>>>
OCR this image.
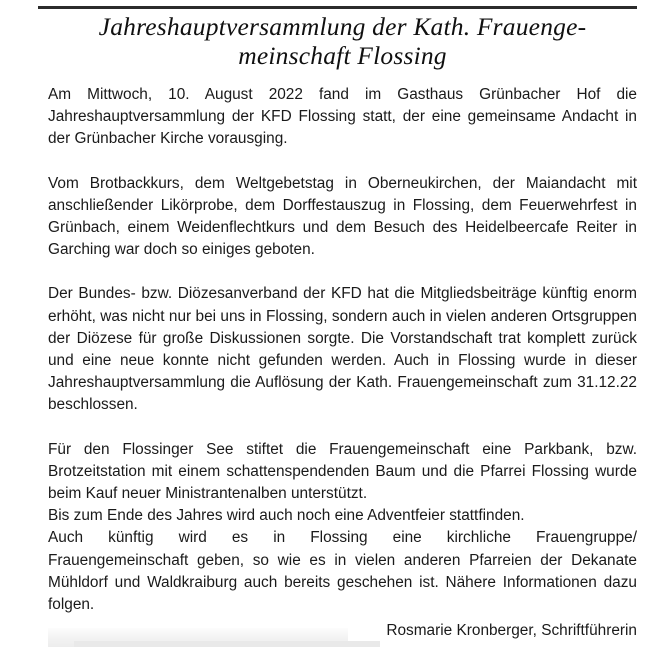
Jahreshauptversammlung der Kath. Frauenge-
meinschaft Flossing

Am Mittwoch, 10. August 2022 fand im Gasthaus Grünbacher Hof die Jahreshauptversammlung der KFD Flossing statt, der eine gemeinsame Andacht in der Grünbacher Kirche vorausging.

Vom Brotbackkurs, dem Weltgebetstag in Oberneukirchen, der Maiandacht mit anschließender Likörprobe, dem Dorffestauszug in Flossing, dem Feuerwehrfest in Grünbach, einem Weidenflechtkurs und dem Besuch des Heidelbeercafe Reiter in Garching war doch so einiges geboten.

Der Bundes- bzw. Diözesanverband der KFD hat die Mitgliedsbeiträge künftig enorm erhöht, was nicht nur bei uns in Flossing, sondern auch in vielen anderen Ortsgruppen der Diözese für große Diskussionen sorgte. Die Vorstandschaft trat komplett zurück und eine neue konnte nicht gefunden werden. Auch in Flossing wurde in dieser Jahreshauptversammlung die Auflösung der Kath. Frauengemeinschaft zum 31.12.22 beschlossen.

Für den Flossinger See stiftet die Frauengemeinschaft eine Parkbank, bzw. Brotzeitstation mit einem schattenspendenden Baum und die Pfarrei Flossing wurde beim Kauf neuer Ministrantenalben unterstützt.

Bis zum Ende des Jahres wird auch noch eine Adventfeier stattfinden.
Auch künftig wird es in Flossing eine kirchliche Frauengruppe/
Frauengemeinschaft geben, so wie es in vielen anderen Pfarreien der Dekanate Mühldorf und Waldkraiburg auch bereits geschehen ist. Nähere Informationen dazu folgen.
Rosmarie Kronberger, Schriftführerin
<<<
■ Written exercise
Transcribe the records verbatim and omit the images.

■ The response
OCR this image.
Jahreshauptversammlung der Kath. Frauenge-
meinschaft Flossing

Am Mittwoch, 10. August 2022 fand im Gasthaus Grünbacher Hof die Jahreshauptversammlung der KFD Flossing statt, der eine gemeinsame Andacht in der Grünbacher Kirche vorausging.

Vom Brotbackkurs, dem Weltgebetstag in Oberneukirchen, der Maiandacht mit anschließender Likörprobe, dem Dorffestauszug in Flossing, dem Feuerwehrfest in Grünbach, einem Weidenflechtkurs und dem Besuch des Heidelbeercafe Reiter in Garching war doch so einiges geboten.

Der Bundes- bzw. Diözesanverband der KFD hat die Mitgliedsbeiträge künftig enorm erhöht, was nicht nur bei uns in Flossing, sondern auch in vielen anderen Ortsgruppen der Diözese für große Diskussionen sorgte. Die Vorstandschaft trat komplett zurück und eine neue konnte nicht gefunden werden. Auch in Flossing wurde in dieser Jahreshauptversammlung die Auflösung der Kath. Frauengemeinschaft zum 31.12.22 beschlossen.

Für den Flossinger See stiftet die Frauengemeinschaft eine Parkbank, bzw. Brotzeitstation mit einem schattenspendenden Baum und die Pfarrei Flossing wurde beim Kauf neuer Ministrantenalben unterstützt.

Bis zum Ende des Jahres wird auch noch eine Adventfeier stattfinden.
Auch künftig wird es in Flossing eine kirchliche Frauengruppe/
Frauengemeinschaft geben, so wie es in vielen anderen Pfarreien der Dekanate Mühldorf und Waldkraiburg auch bereits geschehen ist. Nähere Informationen dazu folgen.
Rosmarie Kronberger, Schriftführerin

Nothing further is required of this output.